─── Data for processing

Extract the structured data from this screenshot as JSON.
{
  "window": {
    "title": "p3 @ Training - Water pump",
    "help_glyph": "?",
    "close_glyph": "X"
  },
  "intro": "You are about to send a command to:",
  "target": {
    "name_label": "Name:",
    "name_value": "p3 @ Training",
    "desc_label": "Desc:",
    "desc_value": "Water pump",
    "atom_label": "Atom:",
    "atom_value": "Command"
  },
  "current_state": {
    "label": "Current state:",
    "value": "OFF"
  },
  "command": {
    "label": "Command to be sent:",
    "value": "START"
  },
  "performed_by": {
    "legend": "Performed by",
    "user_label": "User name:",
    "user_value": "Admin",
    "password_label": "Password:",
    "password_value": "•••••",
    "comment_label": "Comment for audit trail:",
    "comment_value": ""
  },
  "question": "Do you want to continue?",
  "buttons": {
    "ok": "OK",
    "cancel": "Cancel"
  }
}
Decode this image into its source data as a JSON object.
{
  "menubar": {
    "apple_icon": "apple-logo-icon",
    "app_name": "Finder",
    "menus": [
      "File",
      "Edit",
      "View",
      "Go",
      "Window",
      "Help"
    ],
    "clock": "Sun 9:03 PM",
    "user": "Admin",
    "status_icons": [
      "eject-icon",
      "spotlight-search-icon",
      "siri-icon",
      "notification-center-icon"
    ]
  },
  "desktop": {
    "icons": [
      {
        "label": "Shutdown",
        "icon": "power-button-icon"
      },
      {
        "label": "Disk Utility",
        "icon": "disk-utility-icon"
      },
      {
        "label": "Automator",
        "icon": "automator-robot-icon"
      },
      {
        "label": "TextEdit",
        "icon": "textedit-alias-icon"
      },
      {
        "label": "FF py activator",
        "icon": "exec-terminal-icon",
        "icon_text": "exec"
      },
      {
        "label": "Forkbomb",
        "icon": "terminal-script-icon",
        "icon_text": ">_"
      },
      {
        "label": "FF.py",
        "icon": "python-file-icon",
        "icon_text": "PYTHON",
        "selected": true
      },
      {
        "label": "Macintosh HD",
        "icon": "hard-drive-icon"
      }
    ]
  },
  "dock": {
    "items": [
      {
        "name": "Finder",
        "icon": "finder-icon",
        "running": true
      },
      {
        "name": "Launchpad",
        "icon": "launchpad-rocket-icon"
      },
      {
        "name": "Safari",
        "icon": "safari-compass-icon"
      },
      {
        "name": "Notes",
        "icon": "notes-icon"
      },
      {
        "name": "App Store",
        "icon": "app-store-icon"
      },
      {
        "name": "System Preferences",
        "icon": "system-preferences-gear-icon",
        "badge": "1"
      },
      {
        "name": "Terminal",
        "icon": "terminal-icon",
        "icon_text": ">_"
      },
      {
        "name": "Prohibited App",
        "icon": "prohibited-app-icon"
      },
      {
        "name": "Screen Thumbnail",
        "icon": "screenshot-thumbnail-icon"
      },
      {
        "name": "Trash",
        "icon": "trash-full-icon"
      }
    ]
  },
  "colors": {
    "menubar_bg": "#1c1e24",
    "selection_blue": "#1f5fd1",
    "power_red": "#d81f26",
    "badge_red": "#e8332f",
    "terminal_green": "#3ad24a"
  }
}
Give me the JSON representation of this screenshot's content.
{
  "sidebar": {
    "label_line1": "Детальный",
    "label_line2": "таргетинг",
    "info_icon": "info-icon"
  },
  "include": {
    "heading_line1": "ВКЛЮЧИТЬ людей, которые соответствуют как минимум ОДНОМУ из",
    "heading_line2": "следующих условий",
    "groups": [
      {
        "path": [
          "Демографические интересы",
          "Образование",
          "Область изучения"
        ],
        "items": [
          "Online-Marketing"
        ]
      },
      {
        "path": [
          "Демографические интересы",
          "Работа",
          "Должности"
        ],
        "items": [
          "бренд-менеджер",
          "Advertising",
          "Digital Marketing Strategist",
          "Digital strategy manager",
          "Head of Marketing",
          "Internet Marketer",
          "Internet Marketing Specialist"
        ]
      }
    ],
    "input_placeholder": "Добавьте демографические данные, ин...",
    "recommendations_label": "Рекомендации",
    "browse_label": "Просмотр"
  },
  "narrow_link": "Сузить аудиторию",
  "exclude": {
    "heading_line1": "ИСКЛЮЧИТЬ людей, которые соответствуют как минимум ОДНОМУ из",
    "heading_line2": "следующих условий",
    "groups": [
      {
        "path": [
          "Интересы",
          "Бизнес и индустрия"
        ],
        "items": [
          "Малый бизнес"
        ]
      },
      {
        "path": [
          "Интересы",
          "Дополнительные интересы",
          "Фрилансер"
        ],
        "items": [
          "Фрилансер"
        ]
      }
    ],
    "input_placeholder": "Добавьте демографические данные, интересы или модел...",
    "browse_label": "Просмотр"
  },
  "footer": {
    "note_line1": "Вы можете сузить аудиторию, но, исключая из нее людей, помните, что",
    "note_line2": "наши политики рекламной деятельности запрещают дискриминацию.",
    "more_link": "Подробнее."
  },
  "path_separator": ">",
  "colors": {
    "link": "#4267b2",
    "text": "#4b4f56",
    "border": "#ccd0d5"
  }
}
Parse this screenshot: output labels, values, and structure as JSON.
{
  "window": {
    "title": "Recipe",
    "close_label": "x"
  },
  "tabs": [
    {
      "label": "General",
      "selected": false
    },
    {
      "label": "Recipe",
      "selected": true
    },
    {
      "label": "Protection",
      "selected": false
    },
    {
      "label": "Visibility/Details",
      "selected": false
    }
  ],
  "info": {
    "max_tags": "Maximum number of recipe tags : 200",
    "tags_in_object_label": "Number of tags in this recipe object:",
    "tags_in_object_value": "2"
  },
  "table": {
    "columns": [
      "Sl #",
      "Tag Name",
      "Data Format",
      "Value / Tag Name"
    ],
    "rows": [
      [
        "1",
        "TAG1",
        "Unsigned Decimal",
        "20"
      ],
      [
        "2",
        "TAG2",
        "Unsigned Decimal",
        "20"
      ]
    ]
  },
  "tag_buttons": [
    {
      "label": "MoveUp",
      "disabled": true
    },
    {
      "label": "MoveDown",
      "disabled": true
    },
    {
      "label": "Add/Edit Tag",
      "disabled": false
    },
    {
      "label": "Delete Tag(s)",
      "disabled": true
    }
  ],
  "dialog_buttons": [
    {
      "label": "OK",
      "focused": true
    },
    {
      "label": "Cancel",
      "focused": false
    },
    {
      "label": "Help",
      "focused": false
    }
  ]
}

──────

Copy every line of the listing that includes the string "screenshot".

Result of the task:
Extract the structured data from this screenshot as JSON.
        "icon": "screenshot-thumbnail-icon"
Give me the JSON representation of this screenshot's content.
Parse this screenshot: output labels, values, and structure as JSON.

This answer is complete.